__REQUIREMENT__
Copy out all the lines where "трубе" shows up.

####################

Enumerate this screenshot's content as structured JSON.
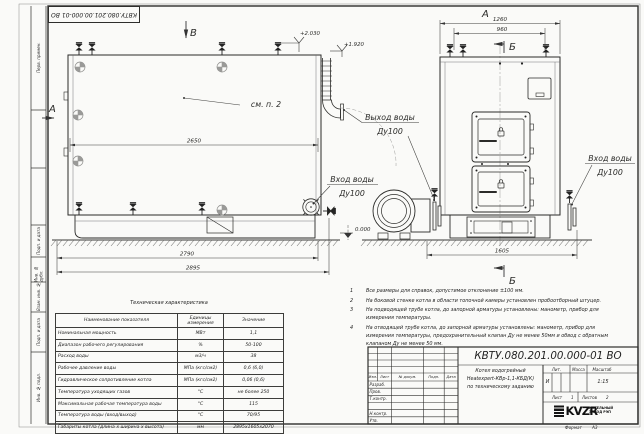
{
  "title_block": {
    "doc_number": "КВТУ.080.201.00.000-01 ВО",
    "product_name": [
      "Котел водогрейный",
      "Heatexpert-КВр-1,1-КБД(К)",
      "по техническому заданию"
    ],
    "columns": [
      "Изм.",
      "Лист",
      "№ докум.",
      "Подп.",
      "Дата"
    ],
    "staff": [
      "Разраб.",
      "Пров.",
      "Т.контр.",
      "Н.контр.",
      "Утв."
    ],
    "lit_header": "Лит.",
    "mass_header": "Масса",
    "scale_header": "Масштаб",
    "lit": "И",
    "scale": "1:15",
    "sheet_label": "Лист",
    "sheet_num": "1",
    "sheets_label": "Листов",
    "sheets_num": "2",
    "logo_text": "KVZR",
    "company": [
      "КОТЕЛЬНЫЙ",
      "ЗАВОД РЭП"
    ],
    "format_label": "Формат",
    "format_value": "А3"
  },
  "margin_fields": [
    "Перв. примен.",
    "Подп. и дата",
    "Инв. № дубл.",
    "Взам. инв. №",
    "Подп. и дата",
    "Инв. № подл."
  ],
  "views": {
    "section_v_top": "В",
    "section_a_side": "А",
    "view_a_label": "А",
    "section_b_top": "Б",
    "section_b_bottom": "Б",
    "see_note": "см. п. 2",
    "labels": {
      "outlet": [
        "Выход воды",
        "Ду100"
      ],
      "inlet_side": [
        "Вход воды",
        "Ду100"
      ],
      "inlet_front": [
        "Вход воды",
        "Ду100"
      ]
    },
    "elevations": {
      "top": "+2.030",
      "outlet": "+1.920",
      "ground": "0.000"
    },
    "dims": {
      "side_inner": "2650",
      "side_base": "2790",
      "side_overall": "2895",
      "front_overall": "1260",
      "front_inner": "960",
      "front_base": "1605"
    }
  },
  "notes": [
    {
      "n": "1",
      "t": "Все размеры для справок, допустимое отклонение ±100 мм."
    },
    {
      "n": "2",
      "t": "На боковой стенке котла в области топочной камеры установлен пробоотборный штуцер."
    },
    {
      "n": "3",
      "t": "На подводящей трубе котла, до запорной арматуры установлены: манометр, прибор для измерения температуры."
    },
    {
      "n": "4",
      "t": "На отводящей трубе котла, до запорной арматуры установлены: манометр, прибор для измерения температуры, предохранительный клапан Ду не менее 50мм и обвод с обратным клапаном Ду не менее 50 мм."
    }
  ],
  "tech_table": {
    "title": "Техническая характеристика",
    "headers": [
      "Наименование показателя",
      "Единицы измерения",
      "Значение"
    ],
    "rows": [
      [
        "Номинальная мощность",
        "МВт",
        "1,1"
      ],
      [
        "Диапазон рабочего регулирования",
        "%",
        "50-100"
      ],
      [
        "Расход воды",
        "м3/ч",
        "38"
      ],
      [
        "Рабочее давление воды",
        "МПа (кгс/см2)",
        "0,6 (6,0)"
      ],
      [
        "Гидравлическое сопротивление котла",
        "МПа (кгс/см2)",
        "0,06 (0,6)"
      ],
      [
        "Температура уходящих газов",
        "°С",
        "не более 250"
      ],
      [
        "Максимальная рабочая температура воды",
        "°С",
        "115"
      ],
      [
        "Температура воды (вход/выход)",
        "°С",
        "70/95"
      ],
      [
        "Габариты котла (длина х ширина х высота)",
        "мм",
        "2895х1605х2070"
      ]
    ]
  }
}
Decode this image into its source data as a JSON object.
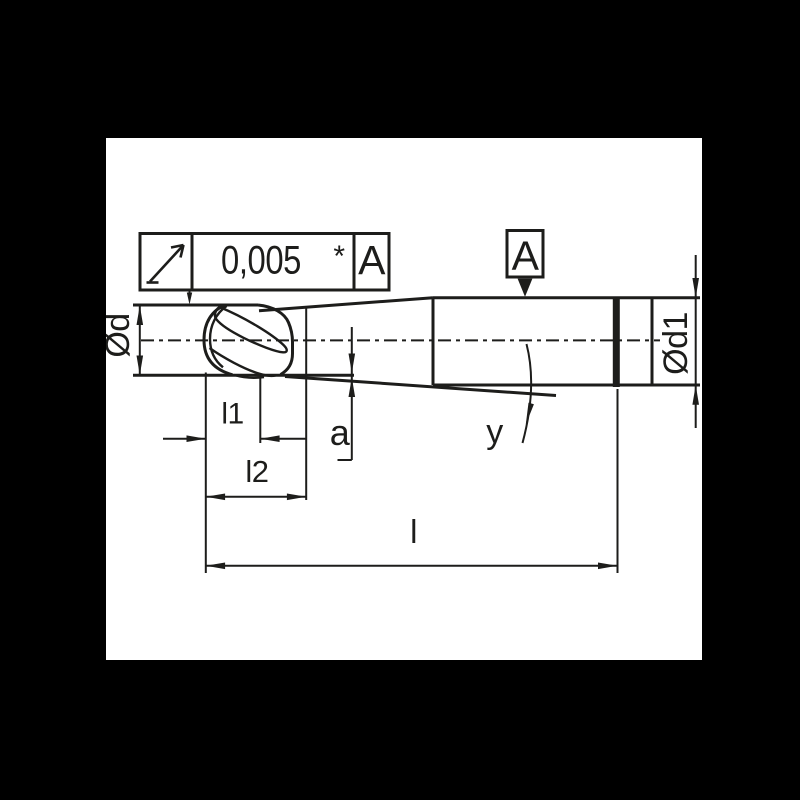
{
  "colors": {
    "background": "#000000",
    "paper": "#ffffff",
    "ink": "#1d1d1b"
  },
  "feature_control_frame": {
    "symbol": "circular-runout-arrow",
    "tolerance": "0,005",
    "note": "*",
    "datum_ref": "A"
  },
  "datum_flag": {
    "label": "A"
  },
  "dimensions": {
    "d_label": "Ød",
    "d1_label": "Ød1",
    "l1_label": "l1",
    "l2_label": "l2",
    "a_label": "a",
    "angle_label": "y",
    "overall_length_label": "l"
  }
}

####################

__TASK OUTPUT__
      "t": "На подводящей трубе котла, до запорной арматуры установлены: манометр, прибор для измерения температуры."
      "t": "На отводящей трубе котла, до запорной арматуры установлены: манометр, прибор для измерения температуры, предохранительный клапан Ду не менее 50мм и обвод с обратным клапаном Ду не менее 50 мм."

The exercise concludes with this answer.